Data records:

....................

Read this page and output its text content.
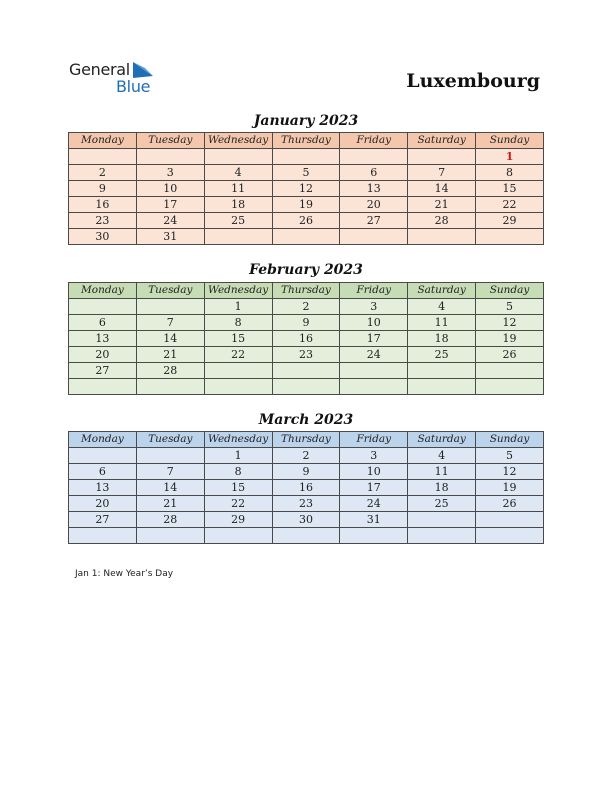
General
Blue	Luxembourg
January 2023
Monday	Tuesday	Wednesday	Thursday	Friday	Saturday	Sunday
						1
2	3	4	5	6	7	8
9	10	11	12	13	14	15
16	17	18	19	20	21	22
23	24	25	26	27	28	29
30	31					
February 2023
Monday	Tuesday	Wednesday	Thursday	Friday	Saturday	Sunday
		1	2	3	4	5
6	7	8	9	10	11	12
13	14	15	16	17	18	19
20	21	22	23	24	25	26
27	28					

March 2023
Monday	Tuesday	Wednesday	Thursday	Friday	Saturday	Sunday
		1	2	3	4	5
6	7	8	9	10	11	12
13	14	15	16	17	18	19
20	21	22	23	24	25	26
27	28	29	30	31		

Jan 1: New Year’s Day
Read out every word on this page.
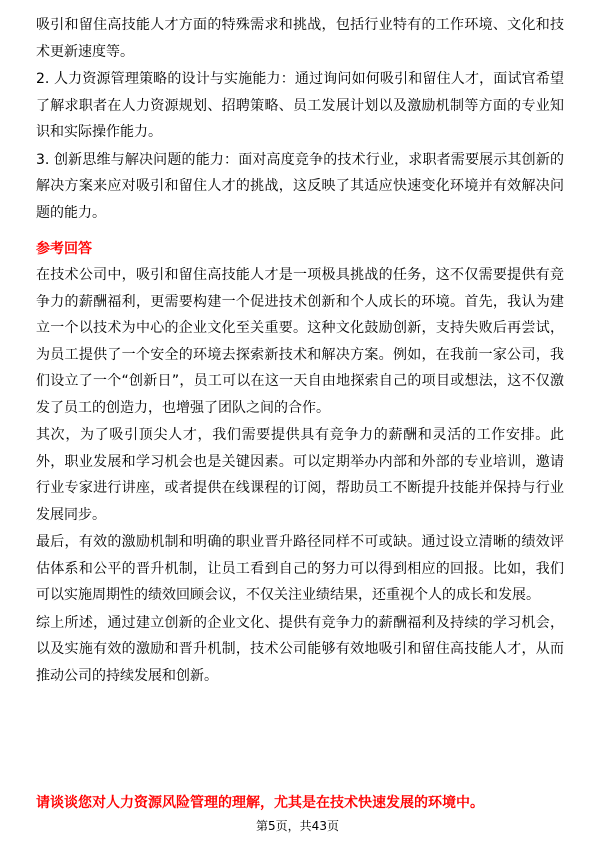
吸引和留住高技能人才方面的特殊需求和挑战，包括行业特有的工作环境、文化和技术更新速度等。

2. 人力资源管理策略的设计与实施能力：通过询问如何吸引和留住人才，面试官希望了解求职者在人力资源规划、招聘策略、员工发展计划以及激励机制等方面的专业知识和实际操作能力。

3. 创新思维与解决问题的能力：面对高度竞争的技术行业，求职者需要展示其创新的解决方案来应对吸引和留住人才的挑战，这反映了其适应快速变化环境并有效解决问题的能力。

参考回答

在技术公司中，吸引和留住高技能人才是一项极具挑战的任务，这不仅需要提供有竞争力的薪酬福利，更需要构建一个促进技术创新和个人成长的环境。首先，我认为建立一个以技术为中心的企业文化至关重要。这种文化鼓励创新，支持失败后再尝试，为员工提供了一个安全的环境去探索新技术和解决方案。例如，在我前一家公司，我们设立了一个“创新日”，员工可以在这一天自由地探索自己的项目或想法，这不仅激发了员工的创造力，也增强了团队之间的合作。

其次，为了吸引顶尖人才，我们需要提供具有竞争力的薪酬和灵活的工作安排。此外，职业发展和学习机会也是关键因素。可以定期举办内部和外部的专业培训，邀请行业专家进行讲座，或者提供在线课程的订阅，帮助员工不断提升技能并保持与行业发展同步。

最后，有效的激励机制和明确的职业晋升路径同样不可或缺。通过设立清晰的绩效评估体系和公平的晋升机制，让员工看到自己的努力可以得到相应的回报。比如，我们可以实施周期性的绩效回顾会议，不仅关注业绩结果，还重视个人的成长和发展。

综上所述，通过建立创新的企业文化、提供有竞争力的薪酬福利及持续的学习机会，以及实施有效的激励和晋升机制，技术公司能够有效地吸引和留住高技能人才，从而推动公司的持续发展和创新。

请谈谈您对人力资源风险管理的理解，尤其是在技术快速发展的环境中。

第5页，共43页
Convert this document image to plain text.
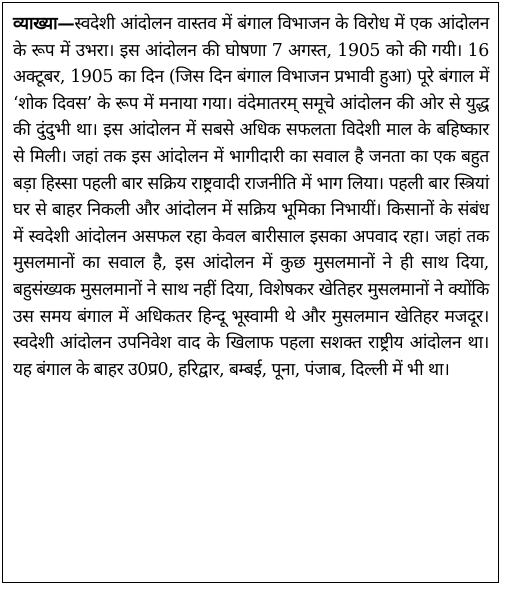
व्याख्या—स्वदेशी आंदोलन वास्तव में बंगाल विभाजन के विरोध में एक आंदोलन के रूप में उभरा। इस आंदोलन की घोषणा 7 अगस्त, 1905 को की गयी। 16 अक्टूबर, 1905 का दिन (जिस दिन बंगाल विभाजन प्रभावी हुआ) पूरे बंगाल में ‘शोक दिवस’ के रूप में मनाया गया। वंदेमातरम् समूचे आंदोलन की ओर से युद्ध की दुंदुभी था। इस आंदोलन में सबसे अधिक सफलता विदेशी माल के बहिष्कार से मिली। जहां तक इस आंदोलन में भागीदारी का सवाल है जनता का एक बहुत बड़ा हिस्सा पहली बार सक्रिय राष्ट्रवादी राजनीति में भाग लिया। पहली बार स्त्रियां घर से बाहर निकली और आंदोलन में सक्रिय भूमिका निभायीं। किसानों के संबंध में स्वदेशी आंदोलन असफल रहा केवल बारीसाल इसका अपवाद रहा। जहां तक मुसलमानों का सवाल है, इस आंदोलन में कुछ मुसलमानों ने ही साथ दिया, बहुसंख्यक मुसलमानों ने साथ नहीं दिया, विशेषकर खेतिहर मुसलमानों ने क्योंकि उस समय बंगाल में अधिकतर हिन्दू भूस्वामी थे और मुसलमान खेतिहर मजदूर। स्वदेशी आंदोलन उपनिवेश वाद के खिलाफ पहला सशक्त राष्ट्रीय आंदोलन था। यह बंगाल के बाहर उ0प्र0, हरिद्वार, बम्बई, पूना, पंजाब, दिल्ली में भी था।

....................

Set down all the data again exactly as above, pictures excluded.

Read this page and output its text content.
General
Blue	Luxembourg
January 2023
Monday	Tuesday	Wednesday	Thursday	Friday	Saturday	Sunday
						1
2	3	4	5	6	7	8
9	10	11	12	13	14	15
16	17	18	19	20	21	22
23	24	25	26	27	28	29
30	31					
February 2023
Monday	Tuesday	Wednesday	Thursday	Friday	Saturday	Sunday
		1	2	3	4	5
6	7	8	9	10	11	12
13	14	15	16	17	18	19
20	21	22	23	24	25	26
27	28					

March 2023
Monday	Tuesday	Wednesday	Thursday	Friday	Saturday	Sunday
		1	2	3	4	5
6	7	8	9	10	11	12
13	14	15	16	17	18	19
20	21	22	23	24	25	26
27	28	29	30	31		

Jan 1: New Year’s Day
Read out every word on this page.
吸引和留住高技能人才方面的特殊需求和挑战，包括行业特有的工作环境、文化和技术更新速度等。

2. 人力资源管理策略的设计与实施能力：通过询问如何吸引和留住人才，面试官希望了解求职者在人力资源规划、招聘策略、员工发展计划以及激励机制等方面的专业知识和实际操作能力。

3. 创新思维与解决问题的能力：面对高度竞争的技术行业，求职者需要展示其创新的解决方案来应对吸引和留住人才的挑战，这反映了其适应快速变化环境并有效解决问题的能力。

参考回答

在技术公司中，吸引和留住高技能人才是一项极具挑战的任务，这不仅需要提供有竞争力的薪酬福利，更需要构建一个促进技术创新和个人成长的环境。首先，我认为建立一个以技术为中心的企业文化至关重要。这种文化鼓励创新，支持失败后再尝试，为员工提供了一个安全的环境去探索新技术和解决方案。例如，在我前一家公司，我们设立了一个“创新日”，员工可以在这一天自由地探索自己的项目或想法，这不仅激发了员工的创造力，也增强了团队之间的合作。

其次，为了吸引顶尖人才，我们需要提供具有竞争力的薪酬和灵活的工作安排。此外，职业发展和学习机会也是关键因素。可以定期举办内部和外部的专业培训，邀请行业专家进行讲座，或者提供在线课程的订阅，帮助员工不断提升技能并保持与行业发展同步。

最后，有效的激励机制和明确的职业晋升路径同样不可或缺。通过设立清晰的绩效评估体系和公平的晋升机制，让员工看到自己的努力可以得到相应的回报。比如，我们可以实施周期性的绩效回顾会议，不仅关注业绩结果，还重视个人的成长和发展。

综上所述，通过建立创新的企业文化、提供有竞争力的薪酬福利及持续的学习机会，以及实施有效的激励和晋升机制，技术公司能够有效地吸引和留住高技能人才，从而推动公司的持续发展和创新。

请谈谈您对人力资源风险管理的理解，尤其是在技术快速发展的环境中。

第5页，共43页
Convert this document image to plain text.
व्याख्या—स्वदेशी आंदोलन वास्तव में बंगाल विभाजन के विरोध में एक आंदोलन के रूप में उभरा। इस आंदोलन की घोषणा 7 अगस्त, 1905 को की गयी। 16 अक्टूबर, 1905 का दिन (जिस दिन बंगाल विभाजन प्रभावी हुआ) पूरे बंगाल में ‘शोक दिवस’ के रूप में मनाया गया। वंदेमातरम् समूचे आंदोलन की ओर से युद्ध की दुंदुभी था। इस आंदोलन में सबसे अधिक सफलता विदेशी माल के बहिष्कार से मिली। जहां तक इस आंदोलन में भागीदारी का सवाल है जनता का एक बहुत बड़ा हिस्सा पहली बार सक्रिय राष्ट्रवादी राजनीति में भाग लिया। पहली बार स्त्रियां घर से बाहर निकली और आंदोलन में सक्रिय भूमिका निभायीं। किसानों के संबंध में स्वदेशी आंदोलन असफल रहा केवल बारीसाल इसका अपवाद रहा। जहां तक मुसलमानों का सवाल है, इस आंदोलन में कुछ मुसलमानों ने ही साथ दिया, बहुसंख्यक मुसलमानों ने साथ नहीं दिया, विशेषकर खेतिहर मुसलमानों ने क्योंकि उस समय बंगाल में अधिकतर हिन्दू भूस्वामी थे और मुसलमान खेतिहर मजदूर। स्वदेशी आंदोलन उपनिवेश वाद के खिलाफ पहला सशक्त राष्ट्रीय आंदोलन था। यह बंगाल के बाहर उ0प्र0, हरिद्वार, बम्बई, पूना, पंजाब, दिल्ली में भी था।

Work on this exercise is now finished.